Первый аспект - непризнание «неграмматичных» предложений и признание наличия смысла у всего, что реально было сказано: «Но верховным принципом для речи является не язык с его «нормами», а смысл, который в свою очередь есть представитель интересов главного руководителя всей этой деятельности - мысли» [5, с. 176]. Лингвисты - последователи Хомского и Карнапа признают достойным семантического анализа только материал, соответствующий нормам языка, забывая о том, что, во-первых, сами эти нормы не были первичны, а появились как результат анализа того же реального речевого материала, и нельзя исключать несовершенства выведенной системы; во-вторых, норма динамична, как динамичны сами закономерности речевой практики; в-третьих, даже предложение или текст, построенные с нарушением грамматических или стилистических норм, являются воплощением акта коммуникации, реализуют какую-либо стратегию и несут какой-либо смысл.

───

§ Список заданий:
1) Перепиши слово в слово записи от самой первой строки до строки с «Bar bbox=[300, 352, 320, 390]», включая обе крайние.
2) Допиши продолжение отрывка о смысле «неграмматичных» предложений, начав сразу после его последнего предложения.
Отрывок и записи — два отдельных материала, друг с другом не связанных.

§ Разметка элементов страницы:
───

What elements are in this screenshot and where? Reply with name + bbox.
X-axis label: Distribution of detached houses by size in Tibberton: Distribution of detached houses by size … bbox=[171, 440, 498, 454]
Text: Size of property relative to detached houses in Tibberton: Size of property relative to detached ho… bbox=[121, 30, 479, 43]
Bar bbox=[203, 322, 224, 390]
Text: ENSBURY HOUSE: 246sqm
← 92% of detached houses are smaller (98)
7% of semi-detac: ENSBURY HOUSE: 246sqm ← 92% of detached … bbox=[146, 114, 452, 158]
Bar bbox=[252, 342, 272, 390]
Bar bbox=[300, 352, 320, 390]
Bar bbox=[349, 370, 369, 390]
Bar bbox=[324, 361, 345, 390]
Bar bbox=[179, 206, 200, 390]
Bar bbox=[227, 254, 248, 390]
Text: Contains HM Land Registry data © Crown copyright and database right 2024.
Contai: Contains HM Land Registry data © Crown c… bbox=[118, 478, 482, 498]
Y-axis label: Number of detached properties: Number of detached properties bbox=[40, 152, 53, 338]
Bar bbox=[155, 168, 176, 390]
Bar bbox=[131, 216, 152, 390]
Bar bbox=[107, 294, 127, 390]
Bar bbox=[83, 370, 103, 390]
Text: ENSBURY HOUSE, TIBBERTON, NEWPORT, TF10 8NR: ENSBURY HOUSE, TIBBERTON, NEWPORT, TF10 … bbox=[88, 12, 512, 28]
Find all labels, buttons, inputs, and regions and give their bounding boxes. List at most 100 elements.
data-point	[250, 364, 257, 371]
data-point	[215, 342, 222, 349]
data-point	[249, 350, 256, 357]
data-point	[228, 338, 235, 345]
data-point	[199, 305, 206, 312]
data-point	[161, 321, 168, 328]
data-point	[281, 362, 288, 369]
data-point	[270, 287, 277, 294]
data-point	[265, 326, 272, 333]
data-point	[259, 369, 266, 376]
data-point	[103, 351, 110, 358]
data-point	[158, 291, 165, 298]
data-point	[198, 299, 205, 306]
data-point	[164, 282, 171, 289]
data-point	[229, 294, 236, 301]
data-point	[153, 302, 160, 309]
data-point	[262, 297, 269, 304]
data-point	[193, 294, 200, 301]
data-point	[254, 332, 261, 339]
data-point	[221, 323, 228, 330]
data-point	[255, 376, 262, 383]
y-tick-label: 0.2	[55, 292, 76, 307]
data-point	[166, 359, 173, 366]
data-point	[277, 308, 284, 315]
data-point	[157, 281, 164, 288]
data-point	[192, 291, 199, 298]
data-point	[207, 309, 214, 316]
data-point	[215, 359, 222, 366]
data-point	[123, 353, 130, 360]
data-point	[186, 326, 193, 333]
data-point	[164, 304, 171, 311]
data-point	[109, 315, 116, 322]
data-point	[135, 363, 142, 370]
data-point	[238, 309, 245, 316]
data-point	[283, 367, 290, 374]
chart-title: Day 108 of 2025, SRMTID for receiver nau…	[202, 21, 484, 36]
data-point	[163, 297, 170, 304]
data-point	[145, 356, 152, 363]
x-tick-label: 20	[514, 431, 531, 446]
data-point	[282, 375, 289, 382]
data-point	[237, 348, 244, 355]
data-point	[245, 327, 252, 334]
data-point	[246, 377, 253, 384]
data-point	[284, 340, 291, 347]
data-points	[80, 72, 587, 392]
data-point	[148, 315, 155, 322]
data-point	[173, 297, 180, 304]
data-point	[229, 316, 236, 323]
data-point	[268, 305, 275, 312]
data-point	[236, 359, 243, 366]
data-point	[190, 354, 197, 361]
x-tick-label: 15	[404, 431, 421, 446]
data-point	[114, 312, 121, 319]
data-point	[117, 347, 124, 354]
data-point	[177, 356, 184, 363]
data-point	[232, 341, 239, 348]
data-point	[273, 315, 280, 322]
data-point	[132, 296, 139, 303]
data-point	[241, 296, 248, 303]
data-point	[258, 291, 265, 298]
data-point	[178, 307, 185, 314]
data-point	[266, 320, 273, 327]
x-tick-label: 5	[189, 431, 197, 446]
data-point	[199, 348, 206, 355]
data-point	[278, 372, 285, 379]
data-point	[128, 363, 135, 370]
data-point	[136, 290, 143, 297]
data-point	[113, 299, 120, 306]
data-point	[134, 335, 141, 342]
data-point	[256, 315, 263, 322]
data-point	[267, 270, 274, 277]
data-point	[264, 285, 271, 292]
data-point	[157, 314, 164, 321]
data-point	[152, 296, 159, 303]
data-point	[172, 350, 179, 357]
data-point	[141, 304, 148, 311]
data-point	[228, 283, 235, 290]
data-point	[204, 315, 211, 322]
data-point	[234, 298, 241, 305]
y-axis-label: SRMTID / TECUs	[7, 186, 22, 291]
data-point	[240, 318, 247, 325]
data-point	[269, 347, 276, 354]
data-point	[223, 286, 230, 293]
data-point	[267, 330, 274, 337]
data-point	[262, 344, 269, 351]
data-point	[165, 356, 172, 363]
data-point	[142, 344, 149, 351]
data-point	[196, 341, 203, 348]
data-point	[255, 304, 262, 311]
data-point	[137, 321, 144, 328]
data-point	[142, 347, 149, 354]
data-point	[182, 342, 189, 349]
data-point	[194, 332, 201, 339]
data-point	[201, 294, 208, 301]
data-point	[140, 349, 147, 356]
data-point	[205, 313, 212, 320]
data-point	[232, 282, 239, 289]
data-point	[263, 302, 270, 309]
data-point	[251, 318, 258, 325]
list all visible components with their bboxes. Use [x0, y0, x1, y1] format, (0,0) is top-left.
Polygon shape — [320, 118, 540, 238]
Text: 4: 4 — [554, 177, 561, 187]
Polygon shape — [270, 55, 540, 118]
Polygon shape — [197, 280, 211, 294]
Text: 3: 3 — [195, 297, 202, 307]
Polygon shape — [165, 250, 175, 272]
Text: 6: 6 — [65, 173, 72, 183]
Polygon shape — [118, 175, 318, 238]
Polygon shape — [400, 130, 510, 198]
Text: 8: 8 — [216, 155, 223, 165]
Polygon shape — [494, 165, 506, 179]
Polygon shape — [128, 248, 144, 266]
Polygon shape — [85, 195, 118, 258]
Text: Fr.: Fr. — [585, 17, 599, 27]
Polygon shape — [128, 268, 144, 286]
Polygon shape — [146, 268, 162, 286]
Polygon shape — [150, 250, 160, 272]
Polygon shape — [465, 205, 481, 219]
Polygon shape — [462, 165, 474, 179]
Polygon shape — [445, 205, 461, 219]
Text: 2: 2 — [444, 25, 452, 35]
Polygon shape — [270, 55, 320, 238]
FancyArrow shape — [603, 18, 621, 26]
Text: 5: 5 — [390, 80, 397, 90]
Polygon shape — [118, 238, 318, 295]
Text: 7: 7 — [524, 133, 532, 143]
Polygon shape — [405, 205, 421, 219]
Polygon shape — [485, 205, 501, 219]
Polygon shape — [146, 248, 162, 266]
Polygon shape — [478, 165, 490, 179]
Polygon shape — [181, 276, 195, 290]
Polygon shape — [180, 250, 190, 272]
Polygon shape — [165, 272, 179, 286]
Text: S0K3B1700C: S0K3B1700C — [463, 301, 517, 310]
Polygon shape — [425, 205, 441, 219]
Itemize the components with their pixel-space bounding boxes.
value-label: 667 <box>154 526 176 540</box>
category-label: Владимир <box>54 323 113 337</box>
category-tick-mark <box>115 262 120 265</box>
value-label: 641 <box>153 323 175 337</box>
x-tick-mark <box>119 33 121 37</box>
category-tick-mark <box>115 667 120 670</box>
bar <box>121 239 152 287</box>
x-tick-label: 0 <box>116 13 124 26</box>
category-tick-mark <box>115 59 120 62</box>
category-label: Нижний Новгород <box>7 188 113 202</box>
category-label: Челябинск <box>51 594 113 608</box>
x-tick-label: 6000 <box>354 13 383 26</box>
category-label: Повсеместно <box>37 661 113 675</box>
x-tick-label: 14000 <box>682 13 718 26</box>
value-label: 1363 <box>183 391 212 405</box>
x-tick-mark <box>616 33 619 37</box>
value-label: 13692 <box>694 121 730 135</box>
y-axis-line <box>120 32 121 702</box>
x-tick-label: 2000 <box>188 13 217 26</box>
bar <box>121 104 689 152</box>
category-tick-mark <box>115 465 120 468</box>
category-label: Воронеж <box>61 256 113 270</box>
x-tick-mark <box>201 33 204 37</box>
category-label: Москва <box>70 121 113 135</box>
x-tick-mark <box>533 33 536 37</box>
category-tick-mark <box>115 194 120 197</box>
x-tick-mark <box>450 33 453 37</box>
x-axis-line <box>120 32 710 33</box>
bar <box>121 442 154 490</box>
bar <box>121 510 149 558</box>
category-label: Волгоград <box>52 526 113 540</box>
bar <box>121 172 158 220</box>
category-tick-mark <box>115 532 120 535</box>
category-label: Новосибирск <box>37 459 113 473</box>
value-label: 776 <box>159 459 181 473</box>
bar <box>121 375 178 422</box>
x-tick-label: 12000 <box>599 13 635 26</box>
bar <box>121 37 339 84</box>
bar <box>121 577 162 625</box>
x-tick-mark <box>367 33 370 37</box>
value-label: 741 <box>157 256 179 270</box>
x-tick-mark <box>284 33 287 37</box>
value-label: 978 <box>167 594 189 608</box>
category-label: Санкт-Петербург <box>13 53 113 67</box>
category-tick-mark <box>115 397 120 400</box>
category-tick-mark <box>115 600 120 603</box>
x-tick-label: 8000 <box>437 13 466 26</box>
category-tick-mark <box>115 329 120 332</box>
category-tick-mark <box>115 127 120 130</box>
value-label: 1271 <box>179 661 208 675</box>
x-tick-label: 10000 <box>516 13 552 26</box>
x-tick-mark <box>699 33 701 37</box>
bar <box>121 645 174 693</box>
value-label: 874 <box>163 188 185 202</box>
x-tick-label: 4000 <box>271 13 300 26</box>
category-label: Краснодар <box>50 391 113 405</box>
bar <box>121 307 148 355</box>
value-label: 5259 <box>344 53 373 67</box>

───

§ Ответы по порядку:
1)
What elements are in this screenshot and where? Reply with name + bbox.
X-axis label: Distribution of detached houses by size in Tibberton: Distribution of detached houses by size … bbox=[171, 440, 498, 454]
Text: Size of property relative to detached houses in Tibberton: Size of property relative to detached ho… bbox=[121, 30, 479, 43]
Bar bbox=[203, 322, 224, 390]
Text: ENSBURY HOUSE: 246sqm
← 92% of detached houses are smaller (98)
7% of semi-detac: ENSBURY HOUSE: 246sqm ← 92% of detached … bbox=[146, 114, 452, 158]
Bar bbox=[252, 342, 272, 390]
Bar bbox=[300, 352, 320, 390]

2)
Поясним, с какой позицией мы дискутируем в настоящий момент. Рассматривая конфликтный текст, лингвист выявляет его «неграмматичность», несоответствие или неполное соответствие нормам языка, в результате чего ставит на нем клеймо «ущербного» текста, с чем объективно нет смысла спорить, но из этого делается вывод о невозможности проанализировать неграмотную конструкцию, что вызывает категорическое несогласие. Грамматически ненормативная конструкция может провоцировать неоднозначное понимание, но в таком случае лингвист может выявить возможные варианты смысла. Текст может быть нелогичным, плохо выстроенным, эклектичным, но, если это не искусственно сконструированный материал, он неизбежно реализует какую-либо интенцию и, следовательно, выражает какой-либо смысл, явно или неявно, при помощи пресуппозиций и импликаций, но выражает.
Наличие смысла - константная характеристика любого естественного текста, а необходимость и возможность выявить этот смысл - константная характеристика любого лингвистического анализа текста семантической направленности, в том числе судебной экспертизы соответствующего типа.
Второй аспект, связанный с проблемой смысла, выделенный нами в концепции В.А. Звегинцева, - вопрос о принципиальной постижимости смысла. В судебных заседаниях неоднократно возникал вопрос о способности анализируемого текста выразить законченный смысл. Сторонники «незаконченного смысла» апеллируют к понятию «восприятие», придавая ему исключительно индивидуально-психологический смысл и полностью отказывая в объективных закономерностях. Автор - говорят в таком случае - только задал тему разговора, - а читатель развивает ее в направлении, зависящем от его интеллектуального и культурного уровня, личных ассоциаций и других субъективных факторов.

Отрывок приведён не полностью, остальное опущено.